*Items*:
[start]
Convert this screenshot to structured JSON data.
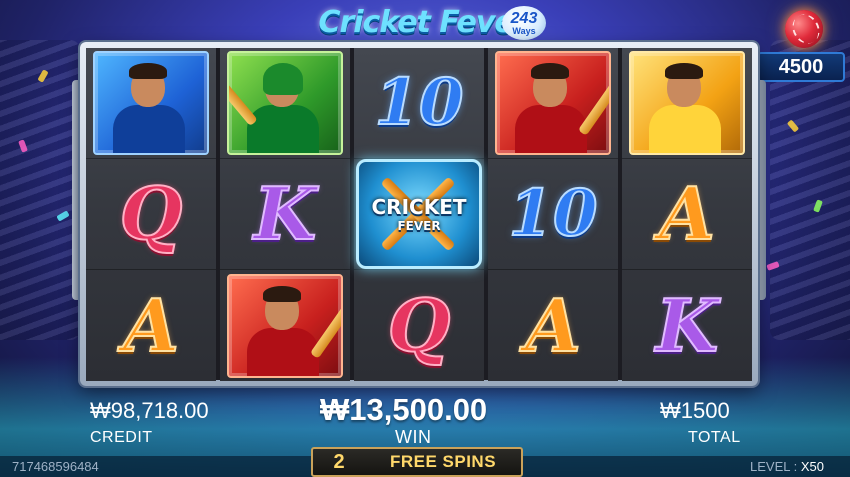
{
  "logo": {
    "title": "Cricket Fever",
    "ways_number": "243",
    "ways_label": "Ways"
  },
  "bonus_ball": {
    "value": "4500"
  },
  "reels": [
    [
      "card-blue-player",
      "Q",
      "A"
    ],
    [
      "card-green-batsman",
      "K",
      "card-red-batsman"
    ],
    [
      "10",
      "wild",
      "Q"
    ],
    [
      "card-red-batsman",
      "10",
      "A"
    ],
    [
      "card-gold-player",
      "A",
      "K"
    ]
  ],
  "wild": {
    "line1": "CRICKET",
    "line2": "FEVER"
  },
  "credit": {
    "amount": "₩98,718.00",
    "label": "CREDIT"
  },
  "win": {
    "amount": "₩13,500.00",
    "label": "WIN"
  },
  "total": {
    "amount": "₩1500",
    "label": "TOTAL"
  },
  "free_spins": {
    "count": "2",
    "label": "FREE SPINS"
  },
  "footer": {
    "session_id": "717468596484",
    "level_label": "LEVEL : ",
    "level_value": "X50"
  },
  "colors": {
    "q_symbol": "#e63560",
    "k_symbol": "#a95ae8",
    "a_symbol": "#ff9a1e",
    "ten_symbol": "#2f7cf2",
    "free_spins_gold": "#ffd86b"
  }
}
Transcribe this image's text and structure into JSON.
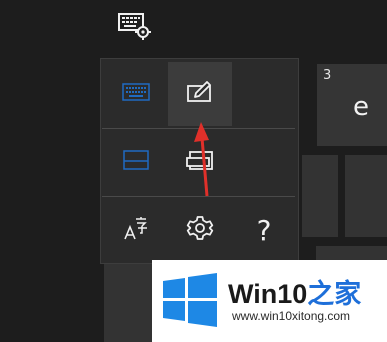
{
  "top": {
    "icon": "keyboard-settings-icon"
  },
  "background_keys": {
    "e_key": {
      "number": "3",
      "char": "e"
    }
  },
  "flyout": {
    "rows": [
      [
        {
          "icon": "keyboard-layout-icon",
          "selected": false
        },
        {
          "icon": "handwriting-pen-icon",
          "selected": true
        }
      ],
      [
        {
          "icon": "docked-keyboard-icon",
          "selected": false
        },
        {
          "icon": "undocked-keyboard-icon",
          "selected": false
        }
      ],
      [
        {
          "icon": "language-icon",
          "selected": false
        },
        {
          "icon": "gear-icon",
          "selected": false
        },
        {
          "icon": "help-icon",
          "label": "?",
          "selected": false
        }
      ]
    ]
  },
  "colors": {
    "accent": "#1f6bc1",
    "arrow": "#e0302a",
    "flyout_bg": "#2b2b2b",
    "selected_bg": "#3c3c3c"
  },
  "watermark": {
    "title_part1": "Win10",
    "title_part2": "之家",
    "url": "www.win10xitong.com"
  }
}
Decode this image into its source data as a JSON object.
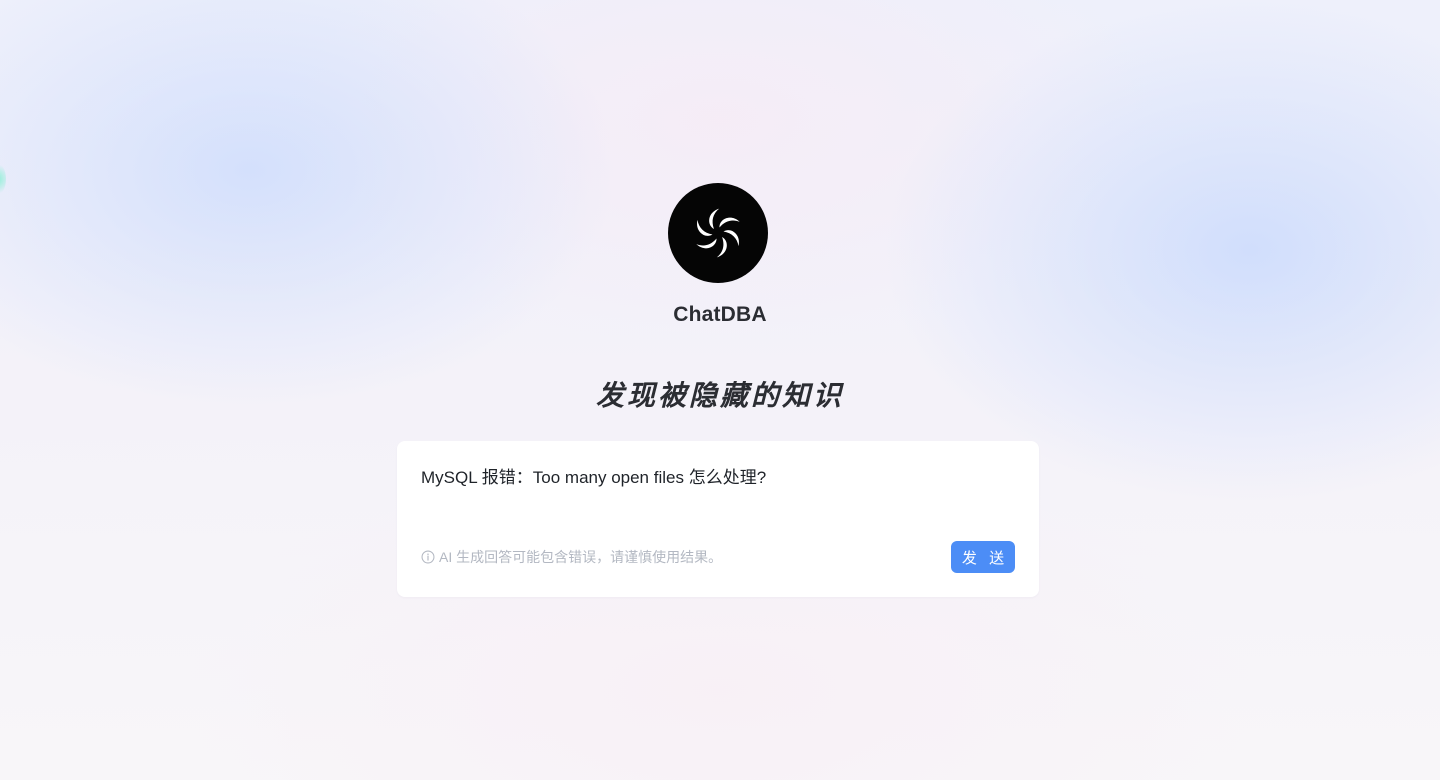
{
  "brand": {
    "name": "ChatDBA",
    "logo_icon": "swirl-logo-icon"
  },
  "hero": {
    "headline": "发现被隐藏的知识"
  },
  "chat": {
    "input_value": "MySQL 报错：Too many open files 怎么处理?",
    "disclaimer": "AI 生成回答可能包含错误，请谨慎使用结果。",
    "disclaimer_icon": "info-circle-icon",
    "send_label": "发 送"
  },
  "colors": {
    "accent": "#4c8df6",
    "logo_background": "#050505",
    "card_background": "#ffffff",
    "muted_text": "#b3b8c2"
  }
}
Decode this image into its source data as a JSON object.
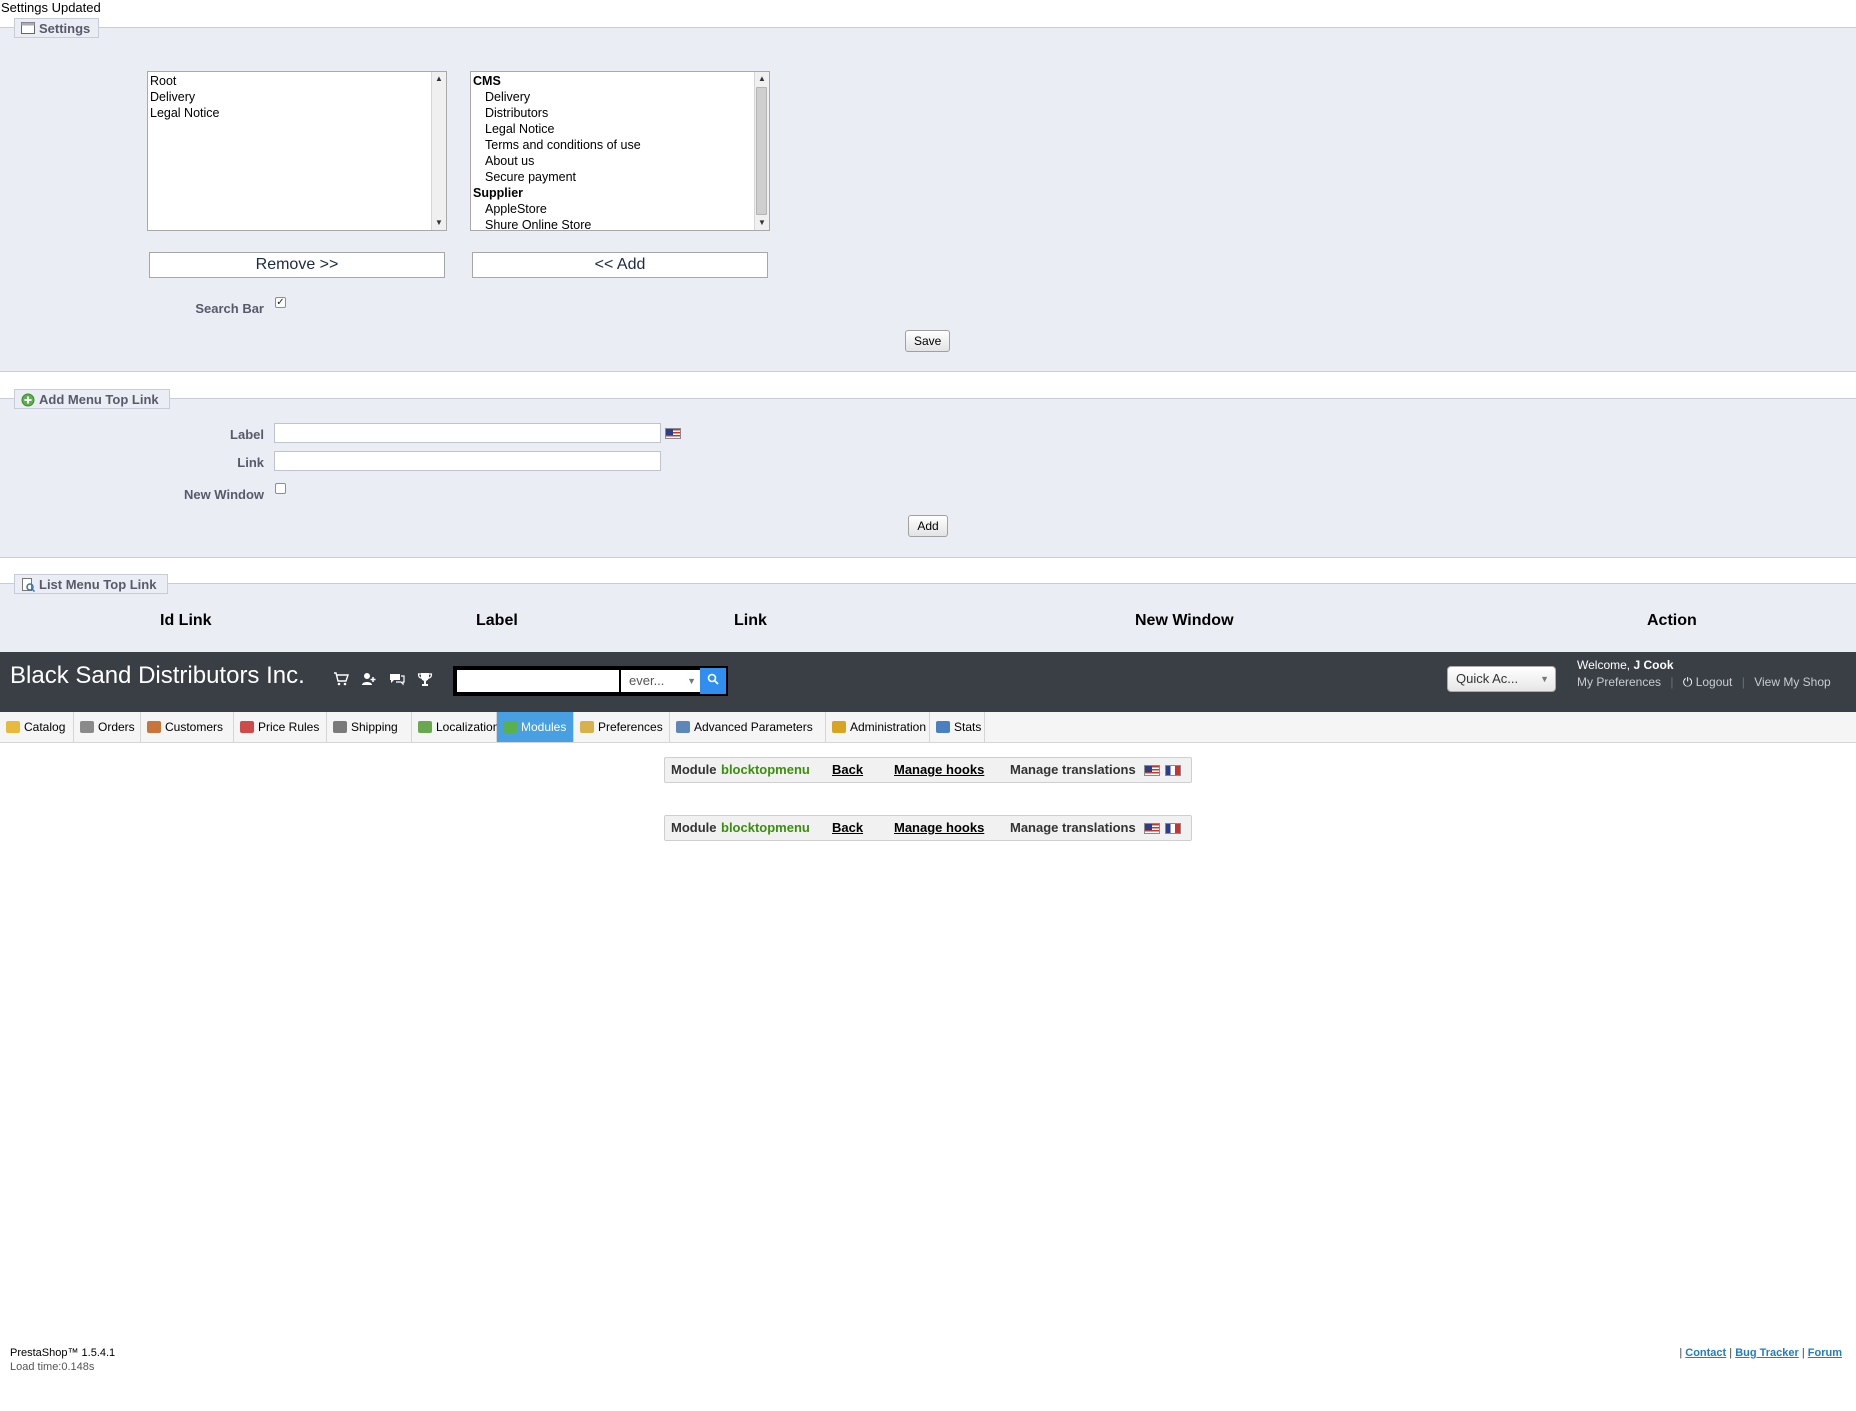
{
  "top_message": "Settings Updated",
  "settings": {
    "legend": "Settings",
    "selected_items": [
      "Root",
      "Delivery",
      "Legal Notice"
    ],
    "available_items": [
      {
        "label": "CMS",
        "group": true
      },
      {
        "label": "Delivery",
        "group": false
      },
      {
        "label": "Distributors",
        "group": false
      },
      {
        "label": "Legal Notice",
        "group": false
      },
      {
        "label": "Terms and conditions of use",
        "group": false
      },
      {
        "label": "About us",
        "group": false
      },
      {
        "label": "Secure payment",
        "group": false
      },
      {
        "label": "Supplier",
        "group": true
      },
      {
        "label": "AppleStore",
        "group": false
      },
      {
        "label": "Shure Online Store",
        "group": false
      }
    ],
    "remove_label": "Remove >>",
    "add_label": "<< Add",
    "search_bar_label": "Search Bar",
    "search_bar_checked": true,
    "save_label": "Save"
  },
  "add_link": {
    "legend": "Add Menu Top Link",
    "label_label": "Label",
    "link_label": "Link",
    "new_window_label": "New Window",
    "new_window_checked": false,
    "add_label": "Add"
  },
  "list_links": {
    "legend": "List Menu Top Link",
    "columns": [
      "Id Link",
      "Label",
      "Link",
      "New Window",
      "Action"
    ]
  },
  "header": {
    "shop_name": "Black Sand Distributors Inc.",
    "search_scope": "ever...",
    "quick_access": "Quick Ac...",
    "welcome_prefix": "Welcome,",
    "user_name": "J Cook",
    "my_preferences": "My Preferences",
    "logout": "Logout",
    "view_shop": "View My Shop"
  },
  "tabs": [
    {
      "label": "Catalog",
      "active": false
    },
    {
      "label": "Orders",
      "active": false
    },
    {
      "label": "Customers",
      "active": false
    },
    {
      "label": "Price Rules",
      "active": false
    },
    {
      "label": "Shipping",
      "active": false
    },
    {
      "label": "Localization",
      "active": false
    },
    {
      "label": "Modules",
      "active": true
    },
    {
      "label": "Preferences",
      "active": false
    },
    {
      "label": "Advanced Parameters",
      "active": false
    },
    {
      "label": "Administration",
      "active": false
    },
    {
      "label": "Stats",
      "active": false
    }
  ],
  "module_toolbar": {
    "module_prefix": "Module",
    "module_name": "blocktopmenu",
    "back": "Back",
    "manage_hooks": "Manage hooks",
    "manage_translations": "Manage translations"
  },
  "footer": {
    "version": "PrestaShop™ 1.5.4.1",
    "load_time": "Load time:0.148s",
    "contact": "Contact",
    "bug_tracker": "Bug Tracker",
    "forum": "Forum"
  },
  "colors": {
    "panel_bg": "#ebedf4",
    "header_bg": "#393f45",
    "active_tab": "#48a0e2",
    "module_name": "#3b8f0c"
  }
}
[end]
*Set problem*: Write out the listing above exactly as it stands, pictures excluded.

*Complete response*:
Convert this screenshot to structured JSON data.
{
  "logo": {
    "title": "Cricket Fever",
    "ways_number": "243",
    "ways_label": "Ways"
  },
  "bonus_ball": {
    "value": "4500"
  },
  "reels": [
    [
      "card-blue-player",
      "Q",
      "A"
    ],
    [
      "card-green-batsman",
      "K",
      "card-red-batsman"
    ],
    [
      "10",
      "wild",
      "Q"
    ],
    [
      "card-red-batsman",
      "10",
      "A"
    ],
    [
      "card-gold-player",
      "A",
      "K"
    ]
  ],
  "wild": {
    "line1": "CRICKET",
    "line2": "FEVER"
  },
  "credit": {
    "amount": "₩98,718.00",
    "label": "CREDIT"
  },
  "win": {
    "amount": "₩13,500.00",
    "label": "WIN"
  },
  "total": {
    "amount": "₩1500",
    "label": "TOTAL"
  },
  "free_spins": {
    "count": "2",
    "label": "FREE SPINS"
  },
  "footer": {
    "session_id": "717468596484",
    "level_label": "LEVEL : ",
    "level_value": "X50"
  },
  "colors": {
    "q_symbol": "#e63560",
    "k_symbol": "#a95ae8",
    "a_symbol": "#ff9a1e",
    "ten_symbol": "#2f7cf2",
    "free_spins_gold": "#ffd86b"
  }
}
Transcribe this image's text and structure into JSON.
{
  "top": {
    "icon": "keyboard-settings-icon"
  },
  "background_keys": {
    "e_key": {
      "number": "3",
      "char": "e"
    }
  },
  "flyout": {
    "rows": [
      [
        {
          "icon": "keyboard-layout-icon",
          "selected": false
        },
        {
          "icon": "handwriting-pen-icon",
          "selected": true
        }
      ],
      [
        {
          "icon": "docked-keyboard-icon",
          "selected": false
        },
        {
          "icon": "undocked-keyboard-icon",
          "selected": false
        }
      ],
      [
        {
          "icon": "language-icon",
          "selected": false
        },
        {
          "icon": "gear-icon",
          "selected": false
        },
        {
          "icon": "help-icon",
          "label": "?",
          "selected": false
        }
      ]
    ]
  },
  "colors": {
    "accent": "#1f6bc1",
    "arrow": "#e0302a",
    "flyout_bg": "#2b2b2b",
    "selected_bg": "#3c3c3c"
  },
  "watermark": {
    "title_part1": "Win10",
    "title_part2": "之家",
    "url": "www.win10xitong.com"
  }
}
Decode this image into its source data as a JSON object.
{
  "brand": {
    "name": "ChatDBA",
    "logo_icon": "swirl-logo-icon"
  },
  "hero": {
    "headline": "发现被隐藏的知识"
  },
  "chat": {
    "input_value": "MySQL 报错：Too many open files 怎么处理?",
    "disclaimer": "AI 生成回答可能包含错误，请谨慎使用结果。",
    "disclaimer_icon": "info-circle-icon",
    "send_label": "发 送"
  },
  "colors": {
    "accent": "#4c8df6",
    "logo_background": "#050505",
    "card_background": "#ffffff",
    "muted_text": "#b3b8c2"
  }
}
Decode this image into its source data as a JSON object.
{
  "top_message": "Settings Updated",
  "settings": {
    "legend": "Settings",
    "selected_items": [
      "Root",
      "Delivery",
      "Legal Notice"
    ],
    "available_items": [
      {
        "label": "CMS",
        "group": true
      },
      {
        "label": "Delivery",
        "group": false
      },
      {
        "label": "Distributors",
        "group": false
      },
      {
        "label": "Legal Notice",
        "group": false
      },
      {
        "label": "Terms and conditions of use",
        "group": false
      },
      {
        "label": "About us",
        "group": false
      },
      {
        "label": "Secure payment",
        "group": false
      },
      {
        "label": "Supplier",
        "group": true
      },
      {
        "label": "AppleStore",
        "group": false
      },
      {
        "label": "Shure Online Store",
        "group": false
      }
    ],
    "remove_label": "Remove >>",
    "add_label": "<< Add",
    "search_bar_label": "Search Bar",
    "search_bar_checked": true,
    "save_label": "Save"
  },
  "add_link": {
    "legend": "Add Menu Top Link",
    "label_label": "Label",
    "link_label": "Link",
    "new_window_label": "New Window",
    "new_window_checked": false,
    "add_label": "Add"
  },
  "list_links": {
    "legend": "List Menu Top Link",
    "columns": [
      "Id Link",
      "Label",
      "Link",
      "New Window",
      "Action"
    ]
  },
  "header": {
    "shop_name": "Black Sand Distributors Inc.",
    "search_scope": "ever...",
    "quick_access": "Quick Ac...",
    "welcome_prefix": "Welcome,",
    "user_name": "J Cook",
    "my_preferences": "My Preferences",
    "logout": "Logout",
    "view_shop": "View My Shop"
  },
  "tabs": [
    {
      "label": "Catalog",
      "active": false
    },
    {
      "label": "Orders",
      "active": false
    },
    {
      "label": "Customers",
      "active": false
    },
    {
      "label": "Price Rules",
      "active": false
    },
    {
      "label": "Shipping",
      "active": false
    },
    {
      "label": "Localization",
      "active": false
    },
    {
      "label": "Modules",
      "active": true
    },
    {
      "label": "Preferences",
      "active": false
    },
    {
      "label": "Advanced Parameters",
      "active": false
    },
    {
      "label": "Administration",
      "active": false
    },
    {
      "label": "Stats",
      "active": false
    }
  ],
  "module_toolbar": {
    "module_prefix": "Module",
    "module_name": "blocktopmenu",
    "back": "Back",
    "manage_hooks": "Manage hooks",
    "manage_translations": "Manage translations"
  },
  "footer": {
    "version": "PrestaShop™ 1.5.4.1",
    "load_time": "Load time:0.148s",
    "contact": "Contact",
    "bug_tracker": "Bug Tracker",
    "forum": "Forum"
  },
  "colors": {
    "panel_bg": "#ebedf4",
    "header_bg": "#393f45",
    "active_tab": "#48a0e2",
    "module_name": "#3b8f0c"
  }
}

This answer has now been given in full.